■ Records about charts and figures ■

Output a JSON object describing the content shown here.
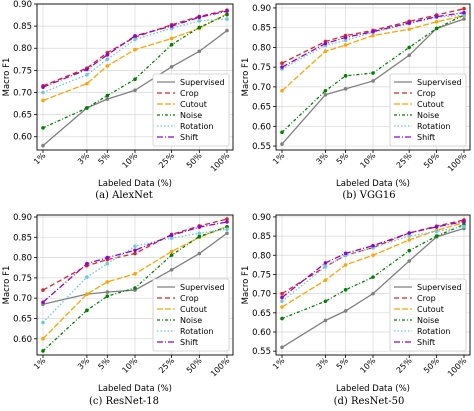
{
  "figure": {
    "panels": [
      {
        "caption": "(a) AlexNet"
      },
      {
        "caption": "(b) VGG16"
      },
      {
        "caption": "(c) ResNet-18"
      },
      {
        "caption": "(d) ResNet-50"
      }
    ]
  },
  "colors": {
    "Supervised": "#808080",
    "Crop": "#d62728",
    "Cutout": "#ffa500",
    "Noise": "#008000",
    "Rotation": "#66ccdd",
    "Shift": "#9400d3"
  },
  "chart_data": [
    {
      "type": "line",
      "xlabel": "Labeled Data (%)",
      "ylabel": "Macro F1",
      "categories": [
        "1%",
        "3%",
        "5%",
        "10%",
        "25%",
        "50%",
        "100%"
      ],
      "x": [
        1,
        3,
        5,
        10,
        25,
        50,
        100
      ],
      "ylim": [
        0.57,
        0.9
      ],
      "yticks": [
        "0.60",
        "0.65",
        "0.70",
        "0.75",
        "0.80",
        "0.85",
        "0.90"
      ],
      "grid": true,
      "legend": "bottom-right",
      "series": [
        {
          "name": "Supervised",
          "values": [
            0.58,
            0.665,
            0.685,
            0.705,
            0.758,
            0.793,
            0.84
          ]
        },
        {
          "name": "Crop",
          "values": [
            0.715,
            0.755,
            0.79,
            0.825,
            0.853,
            0.872,
            0.886
          ]
        },
        {
          "name": "Cutout",
          "values": [
            0.682,
            0.72,
            0.76,
            0.797,
            0.822,
            0.845,
            0.878
          ]
        },
        {
          "name": "Noise",
          "values": [
            0.62,
            0.665,
            0.693,
            0.73,
            0.808,
            0.847,
            0.876
          ]
        },
        {
          "name": "Rotation",
          "values": [
            0.7,
            0.74,
            0.775,
            0.82,
            0.845,
            0.862,
            0.866
          ]
        },
        {
          "name": "Shift",
          "values": [
            0.712,
            0.752,
            0.785,
            0.828,
            0.85,
            0.87,
            0.884
          ]
        }
      ]
    },
    {
      "type": "line",
      "xlabel": "Labeled Data (%)",
      "ylabel": "Macro F1",
      "categories": [
        "1%",
        "3%",
        "5%",
        "10%",
        "25%",
        "50%",
        "100%"
      ],
      "x": [
        1,
        3,
        5,
        10,
        25,
        50,
        100
      ],
      "ylim": [
        0.54,
        0.91
      ],
      "yticks": [
        "0.55",
        "0.60",
        "0.65",
        "0.70",
        "0.75",
        "0.80",
        "0.85",
        "0.90"
      ],
      "grid": true,
      "legend": "bottom-right",
      "series": [
        {
          "name": "Supervised",
          "values": [
            0.555,
            0.68,
            0.695,
            0.715,
            0.78,
            0.848,
            0.872
          ]
        },
        {
          "name": "Crop",
          "values": [
            0.76,
            0.815,
            0.83,
            0.843,
            0.866,
            0.882,
            0.898
          ]
        },
        {
          "name": "Cutout",
          "values": [
            0.69,
            0.79,
            0.806,
            0.83,
            0.846,
            0.865,
            0.88
          ]
        },
        {
          "name": "Noise",
          "values": [
            0.585,
            0.69,
            0.728,
            0.735,
            0.8,
            0.848,
            0.882
          ]
        },
        {
          "name": "Rotation",
          "values": [
            0.745,
            0.805,
            0.818,
            0.838,
            0.86,
            0.876,
            0.882
          ]
        },
        {
          "name": "Shift",
          "values": [
            0.75,
            0.81,
            0.825,
            0.84,
            0.862,
            0.878,
            0.888
          ]
        }
      ]
    },
    {
      "type": "line",
      "xlabel": "Labeled Data (%)",
      "ylabel": "Macro F1",
      "categories": [
        "1%",
        "3%",
        "5%",
        "10%",
        "25%",
        "50%",
        "100%"
      ],
      "x": [
        1,
        3,
        5,
        10,
        25,
        50,
        100
      ],
      "ylim": [
        0.56,
        0.905
      ],
      "yticks": [
        "0.60",
        "0.65",
        "0.70",
        "0.75",
        "0.80",
        "0.85",
        "0.90"
      ],
      "grid": true,
      "legend": "bottom-right",
      "series": [
        {
          "name": "Supervised",
          "values": [
            0.685,
            0.71,
            0.715,
            0.72,
            0.77,
            0.81,
            0.86
          ]
        },
        {
          "name": "Crop",
          "values": [
            0.72,
            0.78,
            0.795,
            0.81,
            0.857,
            0.878,
            0.895
          ]
        },
        {
          "name": "Cutout",
          "values": [
            0.6,
            0.71,
            0.74,
            0.76,
            0.815,
            0.85,
            0.876
          ]
        },
        {
          "name": "Noise",
          "values": [
            0.57,
            0.67,
            0.705,
            0.725,
            0.806,
            0.852,
            0.876
          ]
        },
        {
          "name": "Rotation",
          "values": [
            0.64,
            0.752,
            0.785,
            0.828,
            0.848,
            0.86,
            0.87
          ]
        },
        {
          "name": "Shift",
          "values": [
            0.69,
            0.785,
            0.8,
            0.818,
            0.855,
            0.875,
            0.888
          ]
        }
      ]
    },
    {
      "type": "line",
      "xlabel": "Labeled Data (%)",
      "ylabel": "Macro F1",
      "categories": [
        "1%",
        "3%",
        "5%",
        "10%",
        "25%",
        "50%",
        "100%"
      ],
      "x": [
        1,
        3,
        5,
        10,
        25,
        50,
        100
      ],
      "ylim": [
        0.54,
        0.905
      ],
      "yticks": [
        "0.55",
        "0.60",
        "0.65",
        "0.70",
        "0.75",
        "0.80",
        "0.85",
        "0.90"
      ],
      "grid": true,
      "legend": "bottom-right",
      "series": [
        {
          "name": "Supervised",
          "values": [
            0.56,
            0.63,
            0.655,
            0.7,
            0.785,
            0.848,
            0.87
          ]
        },
        {
          "name": "Crop",
          "values": [
            0.7,
            0.77,
            0.8,
            0.82,
            0.858,
            0.876,
            0.892
          ]
        },
        {
          "name": "Cutout",
          "values": [
            0.665,
            0.735,
            0.775,
            0.8,
            0.84,
            0.865,
            0.885
          ]
        },
        {
          "name": "Noise",
          "values": [
            0.635,
            0.68,
            0.71,
            0.743,
            0.812,
            0.85,
            0.88
          ]
        },
        {
          "name": "Rotation",
          "values": [
            0.68,
            0.77,
            0.8,
            0.82,
            0.85,
            0.862,
            0.875
          ]
        },
        {
          "name": "Shift",
          "values": [
            0.69,
            0.78,
            0.805,
            0.825,
            0.858,
            0.874,
            0.888
          ]
        }
      ]
    }
  ]
}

■ PROBLEM ■
Repeat the full listing above exactly, with no pictures in the copy.

■ EXERCISE ANSWER ■
Output a JSON object describing the content shown here.
{
  "figure": {
    "panels": [
      {
        "caption": "(a) AlexNet"
      },
      {
        "caption": "(b) VGG16"
      },
      {
        "caption": "(c) ResNet-18"
      },
      {
        "caption": "(d) ResNet-50"
      }
    ]
  },
  "colors": {
    "Supervised": "#808080",
    "Crop": "#d62728",
    "Cutout": "#ffa500",
    "Noise": "#008000",
    "Rotation": "#66ccdd",
    "Shift": "#9400d3"
  },
  "chart_data": [
    {
      "type": "line",
      "xlabel": "Labeled Data (%)",
      "ylabel": "Macro F1",
      "categories": [
        "1%",
        "3%",
        "5%",
        "10%",
        "25%",
        "50%",
        "100%"
      ],
      "x": [
        1,
        3,
        5,
        10,
        25,
        50,
        100
      ],
      "ylim": [
        0.57,
        0.9
      ],
      "yticks": [
        "0.60",
        "0.65",
        "0.70",
        "0.75",
        "0.80",
        "0.85",
        "0.90"
      ],
      "grid": true,
      "legend": "bottom-right",
      "series": [
        {
          "name": "Supervised",
          "values": [
            0.58,
            0.665,
            0.685,
            0.705,
            0.758,
            0.793,
            0.84
          ]
        },
        {
          "name": "Crop",
          "values": [
            0.715,
            0.755,
            0.79,
            0.825,
            0.853,
            0.872,
            0.886
          ]
        },
        {
          "name": "Cutout",
          "values": [
            0.682,
            0.72,
            0.76,
            0.797,
            0.822,
            0.845,
            0.878
          ]
        },
        {
          "name": "Noise",
          "values": [
            0.62,
            0.665,
            0.693,
            0.73,
            0.808,
            0.847,
            0.876
          ]
        },
        {
          "name": "Rotation",
          "values": [
            0.7,
            0.74,
            0.775,
            0.82,
            0.845,
            0.862,
            0.866
          ]
        },
        {
          "name": "Shift",
          "values": [
            0.712,
            0.752,
            0.785,
            0.828,
            0.85,
            0.87,
            0.884
          ]
        }
      ]
    },
    {
      "type": "line",
      "xlabel": "Labeled Data (%)",
      "ylabel": "Macro F1",
      "categories": [
        "1%",
        "3%",
        "5%",
        "10%",
        "25%",
        "50%",
        "100%"
      ],
      "x": [
        1,
        3,
        5,
        10,
        25,
        50,
        100
      ],
      "ylim": [
        0.54,
        0.91
      ],
      "yticks": [
        "0.55",
        "0.60",
        "0.65",
        "0.70",
        "0.75",
        "0.80",
        "0.85",
        "0.90"
      ],
      "grid": true,
      "legend": "bottom-right",
      "series": [
        {
          "name": "Supervised",
          "values": [
            0.555,
            0.68,
            0.695,
            0.715,
            0.78,
            0.848,
            0.872
          ]
        },
        {
          "name": "Crop",
          "values": [
            0.76,
            0.815,
            0.83,
            0.843,
            0.866,
            0.882,
            0.898
          ]
        },
        {
          "name": "Cutout",
          "values": [
            0.69,
            0.79,
            0.806,
            0.83,
            0.846,
            0.865,
            0.88
          ]
        },
        {
          "name": "Noise",
          "values": [
            0.585,
            0.69,
            0.728,
            0.735,
            0.8,
            0.848,
            0.882
          ]
        },
        {
          "name": "Rotation",
          "values": [
            0.745,
            0.805,
            0.818,
            0.838,
            0.86,
            0.876,
            0.882
          ]
        },
        {
          "name": "Shift",
          "values": [
            0.75,
            0.81,
            0.825,
            0.84,
            0.862,
            0.878,
            0.888
          ]
        }
      ]
    },
    {
      "type": "line",
      "xlabel": "Labeled Data (%)",
      "ylabel": "Macro F1",
      "categories": [
        "1%",
        "3%",
        "5%",
        "10%",
        "25%",
        "50%",
        "100%"
      ],
      "x": [
        1,
        3,
        5,
        10,
        25,
        50,
        100
      ],
      "ylim": [
        0.56,
        0.905
      ],
      "yticks": [
        "0.60",
        "0.65",
        "0.70",
        "0.75",
        "0.80",
        "0.85",
        "0.90"
      ],
      "grid": true,
      "legend": "bottom-right",
      "series": [
        {
          "name": "Supervised",
          "values": [
            0.685,
            0.71,
            0.715,
            0.72,
            0.77,
            0.81,
            0.86
          ]
        },
        {
          "name": "Crop",
          "values": [
            0.72,
            0.78,
            0.795,
            0.81,
            0.857,
            0.878,
            0.895
          ]
        },
        {
          "name": "Cutout",
          "values": [
            0.6,
            0.71,
            0.74,
            0.76,
            0.815,
            0.85,
            0.876
          ]
        },
        {
          "name": "Noise",
          "values": [
            0.57,
            0.67,
            0.705,
            0.725,
            0.806,
            0.852,
            0.876
          ]
        },
        {
          "name": "Rotation",
          "values": [
            0.64,
            0.752,
            0.785,
            0.828,
            0.848,
            0.86,
            0.87
          ]
        },
        {
          "name": "Shift",
          "values": [
            0.69,
            0.785,
            0.8,
            0.818,
            0.855,
            0.875,
            0.888
          ]
        }
      ]
    },
    {
      "type": "line",
      "xlabel": "Labeled Data (%)",
      "ylabel": "Macro F1",
      "categories": [
        "1%",
        "3%",
        "5%",
        "10%",
        "25%",
        "50%",
        "100%"
      ],
      "x": [
        1,
        3,
        5,
        10,
        25,
        50,
        100
      ],
      "ylim": [
        0.54,
        0.905
      ],
      "yticks": [
        "0.55",
        "0.60",
        "0.65",
        "0.70",
        "0.75",
        "0.80",
        "0.85",
        "0.90"
      ],
      "grid": true,
      "legend": "bottom-right",
      "series": [
        {
          "name": "Supervised",
          "values": [
            0.56,
            0.63,
            0.655,
            0.7,
            0.785,
            0.848,
            0.87
          ]
        },
        {
          "name": "Crop",
          "values": [
            0.7,
            0.77,
            0.8,
            0.82,
            0.858,
            0.876,
            0.892
          ]
        },
        {
          "name": "Cutout",
          "values": [
            0.665,
            0.735,
            0.775,
            0.8,
            0.84,
            0.865,
            0.885
          ]
        },
        {
          "name": "Noise",
          "values": [
            0.635,
            0.68,
            0.71,
            0.743,
            0.812,
            0.85,
            0.88
          ]
        },
        {
          "name": "Rotation",
          "values": [
            0.68,
            0.77,
            0.8,
            0.82,
            0.85,
            0.862,
            0.875
          ]
        },
        {
          "name": "Shift",
          "values": [
            0.69,
            0.78,
            0.805,
            0.825,
            0.858,
            0.874,
            0.888
          ]
        }
      ]
    }
  ]
}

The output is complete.